<<<<
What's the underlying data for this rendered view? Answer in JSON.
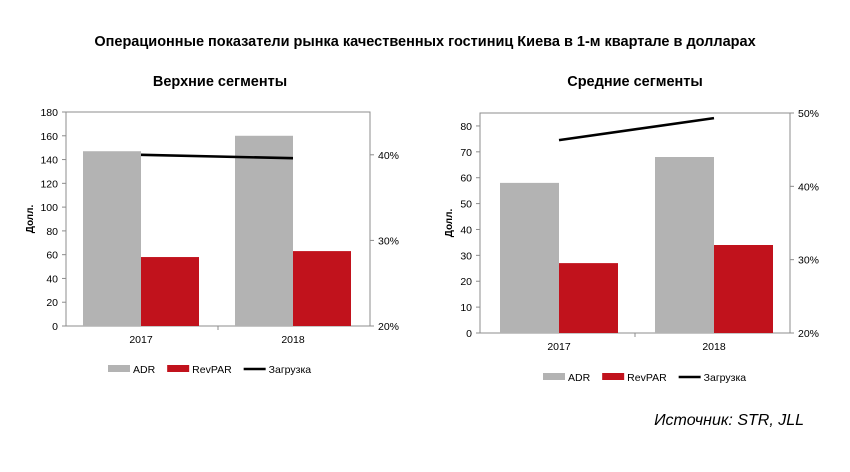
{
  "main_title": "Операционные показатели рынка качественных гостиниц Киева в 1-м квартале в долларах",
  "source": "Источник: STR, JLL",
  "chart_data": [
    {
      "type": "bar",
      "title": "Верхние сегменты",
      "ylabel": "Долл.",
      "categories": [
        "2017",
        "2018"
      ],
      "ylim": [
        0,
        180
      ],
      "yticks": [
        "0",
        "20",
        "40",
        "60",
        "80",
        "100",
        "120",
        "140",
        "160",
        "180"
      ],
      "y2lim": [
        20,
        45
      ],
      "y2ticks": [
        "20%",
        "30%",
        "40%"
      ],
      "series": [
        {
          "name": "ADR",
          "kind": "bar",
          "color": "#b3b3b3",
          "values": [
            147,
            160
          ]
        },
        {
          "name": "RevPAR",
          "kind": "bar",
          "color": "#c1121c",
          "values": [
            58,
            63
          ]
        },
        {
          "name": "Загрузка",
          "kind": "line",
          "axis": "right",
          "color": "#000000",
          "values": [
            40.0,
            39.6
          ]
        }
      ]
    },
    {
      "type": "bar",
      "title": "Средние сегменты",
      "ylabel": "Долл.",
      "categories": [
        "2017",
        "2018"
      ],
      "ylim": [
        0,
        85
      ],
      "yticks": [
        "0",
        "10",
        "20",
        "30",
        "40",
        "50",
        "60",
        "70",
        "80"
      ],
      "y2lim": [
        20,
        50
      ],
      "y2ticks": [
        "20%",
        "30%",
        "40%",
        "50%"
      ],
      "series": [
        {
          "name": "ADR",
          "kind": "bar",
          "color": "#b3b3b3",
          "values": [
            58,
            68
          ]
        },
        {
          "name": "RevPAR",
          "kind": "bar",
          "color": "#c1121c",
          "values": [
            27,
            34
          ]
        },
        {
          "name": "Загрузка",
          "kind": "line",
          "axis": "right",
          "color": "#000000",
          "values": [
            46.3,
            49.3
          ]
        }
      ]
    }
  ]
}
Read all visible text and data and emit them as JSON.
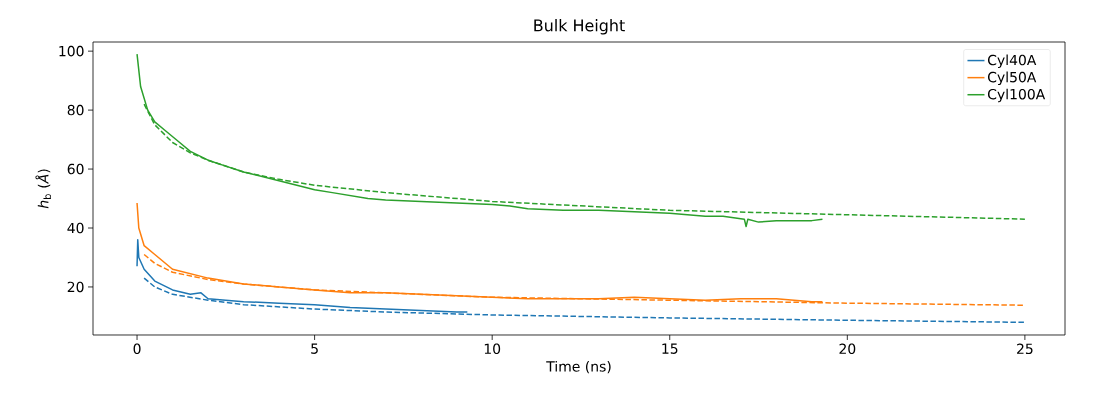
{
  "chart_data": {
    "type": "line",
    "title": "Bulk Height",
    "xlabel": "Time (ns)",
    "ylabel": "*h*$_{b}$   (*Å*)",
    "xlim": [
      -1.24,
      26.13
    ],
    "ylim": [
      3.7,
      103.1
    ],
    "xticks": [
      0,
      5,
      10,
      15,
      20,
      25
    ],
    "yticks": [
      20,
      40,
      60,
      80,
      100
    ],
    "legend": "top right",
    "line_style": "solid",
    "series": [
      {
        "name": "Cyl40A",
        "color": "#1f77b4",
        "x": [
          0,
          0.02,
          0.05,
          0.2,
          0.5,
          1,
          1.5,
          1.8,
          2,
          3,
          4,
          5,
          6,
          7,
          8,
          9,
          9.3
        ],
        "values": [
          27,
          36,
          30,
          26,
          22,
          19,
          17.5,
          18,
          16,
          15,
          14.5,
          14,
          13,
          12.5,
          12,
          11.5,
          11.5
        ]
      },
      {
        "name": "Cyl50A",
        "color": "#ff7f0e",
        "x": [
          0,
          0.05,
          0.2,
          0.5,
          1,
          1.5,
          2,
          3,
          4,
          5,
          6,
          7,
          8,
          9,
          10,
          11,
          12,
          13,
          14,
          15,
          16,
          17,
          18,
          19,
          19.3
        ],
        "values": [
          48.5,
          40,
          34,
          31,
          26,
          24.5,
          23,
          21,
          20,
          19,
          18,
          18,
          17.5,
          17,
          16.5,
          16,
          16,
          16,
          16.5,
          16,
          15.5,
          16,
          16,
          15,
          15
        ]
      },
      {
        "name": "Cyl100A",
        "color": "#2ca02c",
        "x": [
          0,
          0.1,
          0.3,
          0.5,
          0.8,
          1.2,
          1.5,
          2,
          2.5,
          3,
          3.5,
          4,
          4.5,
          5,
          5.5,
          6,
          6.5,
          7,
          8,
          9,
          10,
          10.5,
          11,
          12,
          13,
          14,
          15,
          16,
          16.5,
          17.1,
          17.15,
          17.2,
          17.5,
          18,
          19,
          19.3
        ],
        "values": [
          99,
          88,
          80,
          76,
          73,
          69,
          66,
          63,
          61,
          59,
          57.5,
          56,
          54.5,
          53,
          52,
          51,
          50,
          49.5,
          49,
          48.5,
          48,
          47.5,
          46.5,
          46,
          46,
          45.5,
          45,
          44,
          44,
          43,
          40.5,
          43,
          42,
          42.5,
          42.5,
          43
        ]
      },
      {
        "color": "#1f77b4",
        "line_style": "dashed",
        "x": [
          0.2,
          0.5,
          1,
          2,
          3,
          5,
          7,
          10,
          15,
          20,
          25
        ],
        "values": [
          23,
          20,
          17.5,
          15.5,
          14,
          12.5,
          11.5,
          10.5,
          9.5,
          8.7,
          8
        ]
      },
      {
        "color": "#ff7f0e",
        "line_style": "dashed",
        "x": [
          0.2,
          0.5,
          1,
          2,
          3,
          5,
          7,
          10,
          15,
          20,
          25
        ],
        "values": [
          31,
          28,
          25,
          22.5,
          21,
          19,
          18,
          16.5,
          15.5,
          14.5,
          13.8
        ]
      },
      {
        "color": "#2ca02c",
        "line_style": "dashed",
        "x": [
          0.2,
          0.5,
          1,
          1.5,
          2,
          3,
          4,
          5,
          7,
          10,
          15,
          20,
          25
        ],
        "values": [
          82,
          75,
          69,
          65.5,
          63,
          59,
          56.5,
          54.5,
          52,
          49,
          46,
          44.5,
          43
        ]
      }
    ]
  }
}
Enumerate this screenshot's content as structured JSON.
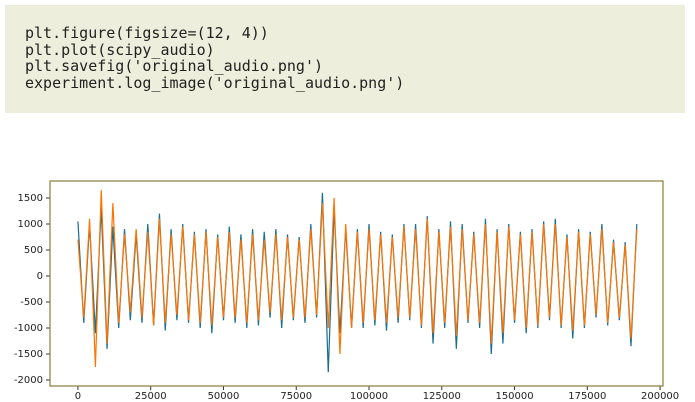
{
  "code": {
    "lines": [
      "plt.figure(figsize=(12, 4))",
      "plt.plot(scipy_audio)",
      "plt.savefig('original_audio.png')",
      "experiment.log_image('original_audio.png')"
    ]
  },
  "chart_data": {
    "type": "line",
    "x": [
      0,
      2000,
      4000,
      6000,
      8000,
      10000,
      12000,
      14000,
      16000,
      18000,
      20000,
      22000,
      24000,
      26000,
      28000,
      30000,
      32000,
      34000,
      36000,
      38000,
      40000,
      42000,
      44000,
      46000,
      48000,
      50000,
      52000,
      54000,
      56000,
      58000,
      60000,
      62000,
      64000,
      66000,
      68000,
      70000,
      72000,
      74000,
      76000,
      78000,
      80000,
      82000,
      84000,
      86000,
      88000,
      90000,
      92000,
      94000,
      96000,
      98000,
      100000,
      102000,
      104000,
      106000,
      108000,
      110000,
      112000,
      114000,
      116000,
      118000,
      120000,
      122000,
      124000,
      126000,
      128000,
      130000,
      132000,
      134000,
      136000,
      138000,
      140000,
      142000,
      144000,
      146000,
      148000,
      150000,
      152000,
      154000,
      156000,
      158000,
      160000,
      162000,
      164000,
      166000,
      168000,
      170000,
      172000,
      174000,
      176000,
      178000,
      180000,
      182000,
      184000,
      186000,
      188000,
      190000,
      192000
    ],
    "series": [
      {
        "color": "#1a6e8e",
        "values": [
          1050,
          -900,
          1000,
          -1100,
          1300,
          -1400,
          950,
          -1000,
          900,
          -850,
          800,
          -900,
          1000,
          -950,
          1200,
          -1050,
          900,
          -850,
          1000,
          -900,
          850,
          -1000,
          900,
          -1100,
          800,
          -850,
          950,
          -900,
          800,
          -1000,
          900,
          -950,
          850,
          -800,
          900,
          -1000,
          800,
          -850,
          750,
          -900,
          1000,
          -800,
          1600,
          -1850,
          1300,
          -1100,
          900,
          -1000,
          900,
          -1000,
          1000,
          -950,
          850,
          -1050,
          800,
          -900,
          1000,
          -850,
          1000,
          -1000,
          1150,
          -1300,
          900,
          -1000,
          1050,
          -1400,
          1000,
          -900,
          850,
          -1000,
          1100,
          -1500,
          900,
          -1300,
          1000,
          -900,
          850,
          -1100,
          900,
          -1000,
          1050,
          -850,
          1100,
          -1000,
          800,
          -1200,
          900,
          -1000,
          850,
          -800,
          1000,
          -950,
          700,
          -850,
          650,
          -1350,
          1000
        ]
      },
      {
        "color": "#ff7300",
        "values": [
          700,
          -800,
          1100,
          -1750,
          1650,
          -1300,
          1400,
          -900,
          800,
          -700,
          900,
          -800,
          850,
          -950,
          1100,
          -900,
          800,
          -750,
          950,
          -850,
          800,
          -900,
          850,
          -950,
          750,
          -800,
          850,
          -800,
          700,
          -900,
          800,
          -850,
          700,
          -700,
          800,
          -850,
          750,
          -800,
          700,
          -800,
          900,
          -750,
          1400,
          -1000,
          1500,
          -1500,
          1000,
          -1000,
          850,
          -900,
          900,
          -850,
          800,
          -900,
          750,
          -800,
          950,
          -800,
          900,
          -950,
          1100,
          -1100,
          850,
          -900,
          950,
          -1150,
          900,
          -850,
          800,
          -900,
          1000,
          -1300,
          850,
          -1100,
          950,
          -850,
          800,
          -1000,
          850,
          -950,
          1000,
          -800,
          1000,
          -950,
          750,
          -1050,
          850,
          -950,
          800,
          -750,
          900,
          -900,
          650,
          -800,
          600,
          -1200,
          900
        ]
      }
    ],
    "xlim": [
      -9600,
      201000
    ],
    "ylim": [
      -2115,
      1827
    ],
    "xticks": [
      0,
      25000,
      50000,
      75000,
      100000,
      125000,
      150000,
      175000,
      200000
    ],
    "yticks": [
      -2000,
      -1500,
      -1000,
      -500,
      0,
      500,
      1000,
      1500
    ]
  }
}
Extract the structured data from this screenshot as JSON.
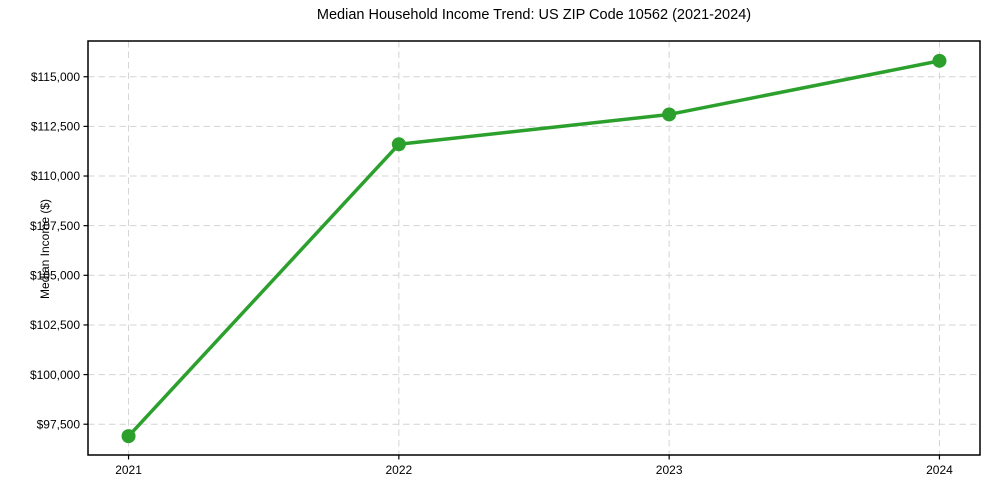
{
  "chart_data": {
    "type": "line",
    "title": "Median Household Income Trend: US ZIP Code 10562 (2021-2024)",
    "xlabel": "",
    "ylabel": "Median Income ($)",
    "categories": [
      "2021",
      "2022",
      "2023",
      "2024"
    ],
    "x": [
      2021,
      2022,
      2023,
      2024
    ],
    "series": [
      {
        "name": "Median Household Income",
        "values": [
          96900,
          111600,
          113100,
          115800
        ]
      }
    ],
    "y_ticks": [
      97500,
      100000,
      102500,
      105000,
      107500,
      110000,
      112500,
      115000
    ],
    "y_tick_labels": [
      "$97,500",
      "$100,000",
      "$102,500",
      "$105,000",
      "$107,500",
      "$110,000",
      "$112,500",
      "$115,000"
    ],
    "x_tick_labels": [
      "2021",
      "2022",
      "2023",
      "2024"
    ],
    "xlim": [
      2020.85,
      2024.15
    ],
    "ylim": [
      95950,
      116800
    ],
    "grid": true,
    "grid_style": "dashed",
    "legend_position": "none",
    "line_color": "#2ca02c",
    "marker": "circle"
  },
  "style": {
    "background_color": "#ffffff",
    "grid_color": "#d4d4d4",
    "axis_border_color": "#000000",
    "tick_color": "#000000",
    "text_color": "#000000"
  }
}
>>>>
STATED PROBLEM:
Pick out the lines that have the word "JSON". Copy them all.

SOLUTION:
What's the underlying data for this rendered view? Answer in JSON.
Read all visible text and data and emit them as JSON.
Enumerate this screenshot's content as structured JSON.
Extract the structured data from this screenshot as JSON.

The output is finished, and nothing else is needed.